### Task instructions
Each line holding the word "nvon" counts once; give the total and nothing more.

### Stored entries
_ _ _ _ _

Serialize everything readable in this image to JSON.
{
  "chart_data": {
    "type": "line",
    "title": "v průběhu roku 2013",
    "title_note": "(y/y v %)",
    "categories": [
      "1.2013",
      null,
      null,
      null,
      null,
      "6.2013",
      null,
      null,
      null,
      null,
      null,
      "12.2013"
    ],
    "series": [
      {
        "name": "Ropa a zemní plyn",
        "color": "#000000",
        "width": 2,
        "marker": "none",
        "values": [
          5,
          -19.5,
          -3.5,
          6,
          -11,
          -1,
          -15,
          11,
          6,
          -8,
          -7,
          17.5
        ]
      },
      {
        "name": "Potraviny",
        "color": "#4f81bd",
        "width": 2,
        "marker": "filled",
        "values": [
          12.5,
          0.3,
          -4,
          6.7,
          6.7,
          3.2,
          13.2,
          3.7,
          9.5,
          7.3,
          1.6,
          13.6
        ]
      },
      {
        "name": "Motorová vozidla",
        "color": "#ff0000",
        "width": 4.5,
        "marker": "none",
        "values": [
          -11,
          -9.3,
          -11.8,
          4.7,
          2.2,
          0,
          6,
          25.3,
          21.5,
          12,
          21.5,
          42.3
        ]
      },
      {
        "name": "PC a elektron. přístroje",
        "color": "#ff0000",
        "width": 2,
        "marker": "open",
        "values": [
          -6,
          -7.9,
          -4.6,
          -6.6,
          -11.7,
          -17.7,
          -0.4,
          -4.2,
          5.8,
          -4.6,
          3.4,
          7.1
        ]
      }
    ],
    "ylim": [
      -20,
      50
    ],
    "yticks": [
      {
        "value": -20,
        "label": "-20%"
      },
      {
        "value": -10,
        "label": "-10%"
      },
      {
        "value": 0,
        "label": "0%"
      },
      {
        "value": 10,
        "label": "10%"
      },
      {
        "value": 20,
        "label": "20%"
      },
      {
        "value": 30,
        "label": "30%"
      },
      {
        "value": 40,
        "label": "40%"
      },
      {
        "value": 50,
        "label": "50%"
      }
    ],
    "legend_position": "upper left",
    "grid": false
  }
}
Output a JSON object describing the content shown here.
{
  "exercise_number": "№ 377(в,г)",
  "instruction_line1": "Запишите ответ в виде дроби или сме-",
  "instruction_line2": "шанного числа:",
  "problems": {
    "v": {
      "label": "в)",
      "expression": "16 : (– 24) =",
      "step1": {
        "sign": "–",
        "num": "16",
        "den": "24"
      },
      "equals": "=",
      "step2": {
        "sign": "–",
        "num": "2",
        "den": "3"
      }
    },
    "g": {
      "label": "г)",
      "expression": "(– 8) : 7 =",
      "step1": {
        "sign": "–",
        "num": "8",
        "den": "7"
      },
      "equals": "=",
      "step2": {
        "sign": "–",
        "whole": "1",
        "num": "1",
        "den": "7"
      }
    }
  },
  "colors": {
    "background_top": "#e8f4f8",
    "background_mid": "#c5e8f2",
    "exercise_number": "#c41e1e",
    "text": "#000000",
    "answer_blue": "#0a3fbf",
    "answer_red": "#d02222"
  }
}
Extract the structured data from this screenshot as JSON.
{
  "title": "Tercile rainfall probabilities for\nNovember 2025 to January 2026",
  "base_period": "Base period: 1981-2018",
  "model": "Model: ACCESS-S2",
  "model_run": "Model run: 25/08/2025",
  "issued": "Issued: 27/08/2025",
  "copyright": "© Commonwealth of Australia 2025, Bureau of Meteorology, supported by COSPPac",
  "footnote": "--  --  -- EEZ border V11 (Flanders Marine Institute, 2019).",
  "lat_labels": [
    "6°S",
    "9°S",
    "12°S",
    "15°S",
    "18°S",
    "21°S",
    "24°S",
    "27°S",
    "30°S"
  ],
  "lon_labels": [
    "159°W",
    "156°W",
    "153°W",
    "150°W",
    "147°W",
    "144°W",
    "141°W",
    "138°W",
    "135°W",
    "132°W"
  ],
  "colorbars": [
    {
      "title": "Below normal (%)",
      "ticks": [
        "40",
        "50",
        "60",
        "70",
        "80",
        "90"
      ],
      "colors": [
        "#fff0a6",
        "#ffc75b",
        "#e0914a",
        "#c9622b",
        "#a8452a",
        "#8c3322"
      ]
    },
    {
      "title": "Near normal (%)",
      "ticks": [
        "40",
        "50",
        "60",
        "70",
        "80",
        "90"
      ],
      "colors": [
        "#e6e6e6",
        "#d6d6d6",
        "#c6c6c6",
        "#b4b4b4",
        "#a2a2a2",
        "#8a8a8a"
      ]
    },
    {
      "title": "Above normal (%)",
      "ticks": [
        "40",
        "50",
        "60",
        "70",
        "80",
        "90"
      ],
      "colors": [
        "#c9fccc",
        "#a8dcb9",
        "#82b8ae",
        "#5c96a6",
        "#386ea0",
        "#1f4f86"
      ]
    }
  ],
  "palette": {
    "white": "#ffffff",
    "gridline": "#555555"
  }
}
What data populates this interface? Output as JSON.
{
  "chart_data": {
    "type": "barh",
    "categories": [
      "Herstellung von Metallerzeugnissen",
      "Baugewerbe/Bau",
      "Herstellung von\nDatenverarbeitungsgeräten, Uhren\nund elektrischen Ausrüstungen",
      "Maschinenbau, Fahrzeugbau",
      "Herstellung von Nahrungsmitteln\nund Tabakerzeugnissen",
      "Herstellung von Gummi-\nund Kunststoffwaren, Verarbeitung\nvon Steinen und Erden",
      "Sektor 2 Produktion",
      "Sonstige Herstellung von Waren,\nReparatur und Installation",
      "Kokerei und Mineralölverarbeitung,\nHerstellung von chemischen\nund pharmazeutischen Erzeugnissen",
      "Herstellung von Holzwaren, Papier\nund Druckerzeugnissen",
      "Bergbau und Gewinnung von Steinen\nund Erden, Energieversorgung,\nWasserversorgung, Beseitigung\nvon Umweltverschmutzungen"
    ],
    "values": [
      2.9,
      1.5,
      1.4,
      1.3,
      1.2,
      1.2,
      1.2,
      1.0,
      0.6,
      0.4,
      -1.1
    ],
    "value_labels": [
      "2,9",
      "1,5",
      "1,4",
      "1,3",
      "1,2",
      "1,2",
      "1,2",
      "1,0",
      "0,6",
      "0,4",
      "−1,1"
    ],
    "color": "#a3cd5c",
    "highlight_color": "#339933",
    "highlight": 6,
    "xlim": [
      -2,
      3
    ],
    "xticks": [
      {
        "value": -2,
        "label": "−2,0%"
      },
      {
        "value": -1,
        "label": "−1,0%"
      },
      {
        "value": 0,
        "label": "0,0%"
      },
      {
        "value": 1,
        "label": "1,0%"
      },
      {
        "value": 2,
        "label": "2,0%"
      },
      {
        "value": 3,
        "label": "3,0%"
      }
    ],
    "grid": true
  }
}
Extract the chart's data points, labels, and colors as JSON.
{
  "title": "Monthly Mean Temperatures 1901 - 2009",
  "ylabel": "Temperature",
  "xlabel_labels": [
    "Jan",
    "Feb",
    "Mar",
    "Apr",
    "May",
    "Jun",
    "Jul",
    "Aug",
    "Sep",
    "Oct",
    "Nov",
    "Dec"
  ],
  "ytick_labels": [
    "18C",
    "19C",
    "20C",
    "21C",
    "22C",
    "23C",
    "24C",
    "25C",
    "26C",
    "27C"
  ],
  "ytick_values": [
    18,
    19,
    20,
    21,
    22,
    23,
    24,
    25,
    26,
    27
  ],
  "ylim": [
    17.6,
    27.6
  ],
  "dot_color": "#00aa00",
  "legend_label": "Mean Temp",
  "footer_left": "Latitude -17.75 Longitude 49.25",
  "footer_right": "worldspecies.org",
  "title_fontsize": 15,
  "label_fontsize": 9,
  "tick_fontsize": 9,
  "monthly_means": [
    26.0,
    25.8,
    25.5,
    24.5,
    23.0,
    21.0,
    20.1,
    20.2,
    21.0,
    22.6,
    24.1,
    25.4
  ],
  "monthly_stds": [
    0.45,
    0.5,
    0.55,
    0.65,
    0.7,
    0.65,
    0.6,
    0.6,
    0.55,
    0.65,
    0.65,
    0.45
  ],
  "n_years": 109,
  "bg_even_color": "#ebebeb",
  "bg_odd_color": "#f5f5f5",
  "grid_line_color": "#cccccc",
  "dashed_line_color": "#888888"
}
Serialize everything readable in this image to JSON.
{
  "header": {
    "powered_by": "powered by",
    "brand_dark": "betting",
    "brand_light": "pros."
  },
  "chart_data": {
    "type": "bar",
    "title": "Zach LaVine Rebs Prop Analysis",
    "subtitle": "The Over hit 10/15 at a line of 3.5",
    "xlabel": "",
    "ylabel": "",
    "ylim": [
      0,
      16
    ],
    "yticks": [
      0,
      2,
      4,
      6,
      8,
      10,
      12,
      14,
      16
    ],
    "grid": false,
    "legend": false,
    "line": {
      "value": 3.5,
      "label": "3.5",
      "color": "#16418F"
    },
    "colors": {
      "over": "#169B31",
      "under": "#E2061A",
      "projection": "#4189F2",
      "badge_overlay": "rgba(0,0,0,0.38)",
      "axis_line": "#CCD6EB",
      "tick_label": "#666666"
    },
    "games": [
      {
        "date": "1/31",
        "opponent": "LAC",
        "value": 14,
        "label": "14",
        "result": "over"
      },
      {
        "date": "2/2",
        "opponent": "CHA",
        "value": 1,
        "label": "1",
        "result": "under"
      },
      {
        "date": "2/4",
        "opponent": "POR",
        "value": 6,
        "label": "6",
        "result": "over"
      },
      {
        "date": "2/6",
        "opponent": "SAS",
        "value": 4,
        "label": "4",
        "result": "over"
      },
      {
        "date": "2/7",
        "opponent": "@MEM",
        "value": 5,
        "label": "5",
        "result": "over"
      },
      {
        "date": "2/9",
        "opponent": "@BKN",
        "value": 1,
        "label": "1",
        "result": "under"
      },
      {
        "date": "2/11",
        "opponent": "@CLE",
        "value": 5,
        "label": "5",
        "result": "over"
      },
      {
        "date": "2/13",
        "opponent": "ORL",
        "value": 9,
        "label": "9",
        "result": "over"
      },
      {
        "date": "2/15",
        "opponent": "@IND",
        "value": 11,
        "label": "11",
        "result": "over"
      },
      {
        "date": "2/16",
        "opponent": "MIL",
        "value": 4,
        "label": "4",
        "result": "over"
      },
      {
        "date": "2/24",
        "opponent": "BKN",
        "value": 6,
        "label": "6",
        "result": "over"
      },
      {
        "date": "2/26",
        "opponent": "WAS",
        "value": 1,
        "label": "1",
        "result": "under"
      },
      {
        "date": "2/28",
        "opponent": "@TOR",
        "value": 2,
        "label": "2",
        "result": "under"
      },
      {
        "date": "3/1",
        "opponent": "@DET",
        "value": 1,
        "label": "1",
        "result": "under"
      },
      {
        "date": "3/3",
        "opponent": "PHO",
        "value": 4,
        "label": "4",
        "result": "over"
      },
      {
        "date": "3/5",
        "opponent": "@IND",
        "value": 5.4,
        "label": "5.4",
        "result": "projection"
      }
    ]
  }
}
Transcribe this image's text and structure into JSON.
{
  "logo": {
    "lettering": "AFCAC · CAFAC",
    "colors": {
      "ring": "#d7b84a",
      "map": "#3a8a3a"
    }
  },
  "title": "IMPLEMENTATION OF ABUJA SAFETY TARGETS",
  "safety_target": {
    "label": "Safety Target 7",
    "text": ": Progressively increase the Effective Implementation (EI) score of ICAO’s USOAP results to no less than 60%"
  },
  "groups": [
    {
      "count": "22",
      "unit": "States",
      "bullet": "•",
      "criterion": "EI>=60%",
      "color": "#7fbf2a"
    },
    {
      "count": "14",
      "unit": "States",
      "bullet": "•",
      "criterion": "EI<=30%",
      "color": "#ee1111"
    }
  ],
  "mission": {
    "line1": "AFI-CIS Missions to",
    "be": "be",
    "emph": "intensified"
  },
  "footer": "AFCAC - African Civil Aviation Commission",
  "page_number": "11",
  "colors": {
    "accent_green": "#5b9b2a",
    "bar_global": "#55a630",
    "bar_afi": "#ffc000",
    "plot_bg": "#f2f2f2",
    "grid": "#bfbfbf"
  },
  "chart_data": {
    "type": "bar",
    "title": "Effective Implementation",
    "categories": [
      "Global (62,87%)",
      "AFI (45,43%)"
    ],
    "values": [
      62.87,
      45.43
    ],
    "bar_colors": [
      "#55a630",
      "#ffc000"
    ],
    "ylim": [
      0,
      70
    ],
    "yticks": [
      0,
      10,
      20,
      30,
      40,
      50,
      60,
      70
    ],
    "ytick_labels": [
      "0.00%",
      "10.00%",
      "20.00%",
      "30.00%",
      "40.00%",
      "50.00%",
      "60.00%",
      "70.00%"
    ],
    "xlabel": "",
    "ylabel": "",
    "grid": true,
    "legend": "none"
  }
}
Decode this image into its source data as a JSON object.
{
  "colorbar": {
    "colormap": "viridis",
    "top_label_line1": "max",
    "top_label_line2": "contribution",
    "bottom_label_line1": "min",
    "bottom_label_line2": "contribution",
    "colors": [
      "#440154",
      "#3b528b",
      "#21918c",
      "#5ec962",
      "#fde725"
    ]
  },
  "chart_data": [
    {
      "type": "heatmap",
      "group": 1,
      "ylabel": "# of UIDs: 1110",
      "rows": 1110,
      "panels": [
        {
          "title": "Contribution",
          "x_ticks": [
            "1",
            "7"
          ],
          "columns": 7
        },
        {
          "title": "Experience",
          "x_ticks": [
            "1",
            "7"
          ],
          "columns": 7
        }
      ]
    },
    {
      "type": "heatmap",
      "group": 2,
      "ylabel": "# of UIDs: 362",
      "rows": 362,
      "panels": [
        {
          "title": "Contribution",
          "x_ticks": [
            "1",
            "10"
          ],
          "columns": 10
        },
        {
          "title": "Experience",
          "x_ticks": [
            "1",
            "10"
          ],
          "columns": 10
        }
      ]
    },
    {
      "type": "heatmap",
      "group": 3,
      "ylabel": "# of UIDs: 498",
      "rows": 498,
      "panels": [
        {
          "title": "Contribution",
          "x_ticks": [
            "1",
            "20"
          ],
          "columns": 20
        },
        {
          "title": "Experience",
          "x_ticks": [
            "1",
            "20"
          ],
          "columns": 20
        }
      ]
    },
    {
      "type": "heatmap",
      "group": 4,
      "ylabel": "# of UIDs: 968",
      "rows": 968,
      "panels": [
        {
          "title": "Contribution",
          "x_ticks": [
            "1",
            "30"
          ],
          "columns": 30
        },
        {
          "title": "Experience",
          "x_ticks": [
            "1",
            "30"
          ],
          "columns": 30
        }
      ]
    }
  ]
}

_ _ _ _ _

### Response below
2